GIVEN PROBLEM:
Set down each entry from the block beneath, exactly as written.

Start of MATERIALS PROVIDED

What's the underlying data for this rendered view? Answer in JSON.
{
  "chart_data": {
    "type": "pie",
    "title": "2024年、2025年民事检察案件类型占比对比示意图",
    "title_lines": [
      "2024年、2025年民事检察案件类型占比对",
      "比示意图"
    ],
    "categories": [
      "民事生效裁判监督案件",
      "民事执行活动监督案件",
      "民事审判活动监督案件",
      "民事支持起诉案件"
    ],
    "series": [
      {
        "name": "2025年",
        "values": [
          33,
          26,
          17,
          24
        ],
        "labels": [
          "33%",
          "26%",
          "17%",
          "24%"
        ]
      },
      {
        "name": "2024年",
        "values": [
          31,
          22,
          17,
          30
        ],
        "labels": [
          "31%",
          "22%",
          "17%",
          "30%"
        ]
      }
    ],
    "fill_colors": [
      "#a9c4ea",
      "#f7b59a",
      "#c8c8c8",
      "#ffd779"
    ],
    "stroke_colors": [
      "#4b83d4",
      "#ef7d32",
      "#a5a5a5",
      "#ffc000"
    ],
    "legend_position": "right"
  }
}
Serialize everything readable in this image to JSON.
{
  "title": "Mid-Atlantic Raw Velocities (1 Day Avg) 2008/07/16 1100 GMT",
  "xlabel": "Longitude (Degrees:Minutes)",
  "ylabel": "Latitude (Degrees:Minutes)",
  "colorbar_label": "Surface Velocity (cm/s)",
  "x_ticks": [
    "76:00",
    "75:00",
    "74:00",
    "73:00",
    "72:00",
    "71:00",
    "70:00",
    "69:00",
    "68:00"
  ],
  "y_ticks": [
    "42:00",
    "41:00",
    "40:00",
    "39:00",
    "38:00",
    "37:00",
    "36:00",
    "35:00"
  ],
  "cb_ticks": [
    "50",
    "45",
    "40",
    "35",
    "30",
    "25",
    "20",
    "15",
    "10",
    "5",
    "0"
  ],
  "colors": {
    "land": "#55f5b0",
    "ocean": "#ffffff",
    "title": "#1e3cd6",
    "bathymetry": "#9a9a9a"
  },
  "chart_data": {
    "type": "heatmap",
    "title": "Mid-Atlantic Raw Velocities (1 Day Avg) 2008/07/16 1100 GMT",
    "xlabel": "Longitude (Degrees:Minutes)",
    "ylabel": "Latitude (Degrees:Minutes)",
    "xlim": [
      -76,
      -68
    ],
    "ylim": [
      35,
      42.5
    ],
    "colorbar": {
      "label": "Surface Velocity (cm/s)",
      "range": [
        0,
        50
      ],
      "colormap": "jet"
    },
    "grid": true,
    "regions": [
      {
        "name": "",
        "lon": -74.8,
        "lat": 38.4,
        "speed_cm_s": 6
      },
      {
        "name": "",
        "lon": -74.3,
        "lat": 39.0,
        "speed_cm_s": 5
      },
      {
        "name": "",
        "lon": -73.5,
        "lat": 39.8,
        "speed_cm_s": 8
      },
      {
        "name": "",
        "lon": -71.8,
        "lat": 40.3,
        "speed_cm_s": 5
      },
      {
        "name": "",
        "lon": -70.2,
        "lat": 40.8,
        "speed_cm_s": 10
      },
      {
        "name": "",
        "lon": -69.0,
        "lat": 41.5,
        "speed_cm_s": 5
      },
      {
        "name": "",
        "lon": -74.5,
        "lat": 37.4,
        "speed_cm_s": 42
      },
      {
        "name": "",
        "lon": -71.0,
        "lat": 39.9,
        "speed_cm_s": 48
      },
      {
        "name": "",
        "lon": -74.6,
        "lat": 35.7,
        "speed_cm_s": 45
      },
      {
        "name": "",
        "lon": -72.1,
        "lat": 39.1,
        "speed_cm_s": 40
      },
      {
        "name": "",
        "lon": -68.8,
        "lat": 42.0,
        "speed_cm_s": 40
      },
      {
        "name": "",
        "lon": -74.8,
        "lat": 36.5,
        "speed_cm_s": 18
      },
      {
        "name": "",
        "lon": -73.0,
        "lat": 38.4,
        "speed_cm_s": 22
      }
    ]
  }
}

End of MATERIALS PROVIDED

RESULT OF THE EXERCISE:
What's the underlying data for this rendered view? Answer in JSON.
{
  "chart_data": {
    "type": "pie",
    "title": "2024年、2025年民事检察案件类型占比对比示意图",
    "title_lines": [
      "2024年、2025年民事检察案件类型占比对",
      "比示意图"
    ],
    "categories": [
      "民事生效裁判监督案件",
      "民事执行活动监督案件",
      "民事审判活动监督案件",
      "民事支持起诉案件"
    ],
    "series": [
      {
        "name": "2025年",
        "values": [
          33,
          26,
          17,
          24
        ],
        "labels": [
          "33%",
          "26%",
          "17%",
          "24%"
        ]
      },
      {
        "name": "2024年",
        "values": [
          31,
          22,
          17,
          30
        ],
        "labels": [
          "31%",
          "22%",
          "17%",
          "30%"
        ]
      }
    ],
    "fill_colors": [
      "#a9c4ea",
      "#f7b59a",
      "#c8c8c8",
      "#ffd779"
    ],
    "stroke_colors": [
      "#4b83d4",
      "#ef7d32",
      "#a5a5a5",
      "#ffc000"
    ],
    "legend_position": "right"
  }
}
Serialize everything readable in this image to JSON.
{
  "title": "Mid-Atlantic Raw Velocities (1 Day Avg) 2008/07/16 1100 GMT",
  "xlabel": "Longitude (Degrees:Minutes)",
  "ylabel": "Latitude (Degrees:Minutes)",
  "colorbar_label": "Surface Velocity (cm/s)",
  "x_ticks": [
    "76:00",
    "75:00",
    "74:00",
    "73:00",
    "72:00",
    "71:00",
    "70:00",
    "69:00",
    "68:00"
  ],
  "y_ticks": [
    "42:00",
    "41:00",
    "40:00",
    "39:00",
    "38:00",
    "37:00",
    "36:00",
    "35:00"
  ],
  "cb_ticks": [
    "50",
    "45",
    "40",
    "35",
    "30",
    "25",
    "20",
    "15",
    "10",
    "5",
    "0"
  ],
  "colors": {
    "land": "#55f5b0",
    "ocean": "#ffffff",
    "title": "#1e3cd6",
    "bathymetry": "#9a9a9a"
  },
  "chart_data": {
    "type": "heatmap",
    "title": "Mid-Atlantic Raw Velocities (1 Day Avg) 2008/07/16 1100 GMT",
    "xlabel": "Longitude (Degrees:Minutes)",
    "ylabel": "Latitude (Degrees:Minutes)",
    "xlim": [
      -76,
      -68
    ],
    "ylim": [
      35,
      42.5
    ],
    "colorbar": {
      "label": "Surface Velocity (cm/s)",
      "range": [
        0,
        50
      ],
      "colormap": "jet"
    },
    "grid": true,
    "regions": [
      {
        "name": "",
        "lon": -74.8,
        "lat": 38.4,
        "speed_cm_s": 6
      },
      {
        "name": "",
        "lon": -74.3,
        "lat": 39.0,
        "speed_cm_s": 5
      },
      {
        "name": "",
        "lon": -73.5,
        "lat": 39.8,
        "speed_cm_s": 8
      },
      {
        "name": "",
        "lon": -71.8,
        "lat": 40.3,
        "speed_cm_s": 5
      },
      {
        "name": "",
        "lon": -70.2,
        "lat": 40.8,
        "speed_cm_s": 10
      },
      {
        "name": "",
        "lon": -69.0,
        "lat": 41.5,
        "speed_cm_s": 5
      },
      {
        "name": "",
        "lon": -74.5,
        "lat": 37.4,
        "speed_cm_s": 42
      },
      {
        "name": "",
        "lon": -71.0,
        "lat": 39.9,
        "speed_cm_s": 48
      },
      {
        "name": "",
        "lon": -74.6,
        "lat": 35.7,
        "speed_cm_s": 45
      },
      {
        "name": "",
        "lon": -72.1,
        "lat": 39.1,
        "speed_cm_s": 40
      },
      {
        "name": "",
        "lon": -68.8,
        "lat": 42.0,
        "speed_cm_s": 40
      },
      {
        "name": "",
        "lon": -74.8,
        "lat": 36.5,
        "speed_cm_s": 18
      },
      {
        "name": "",
        "lon": -73.0,
        "lat": 38.4,
        "speed_cm_s": 22
      }
    ]
  }
}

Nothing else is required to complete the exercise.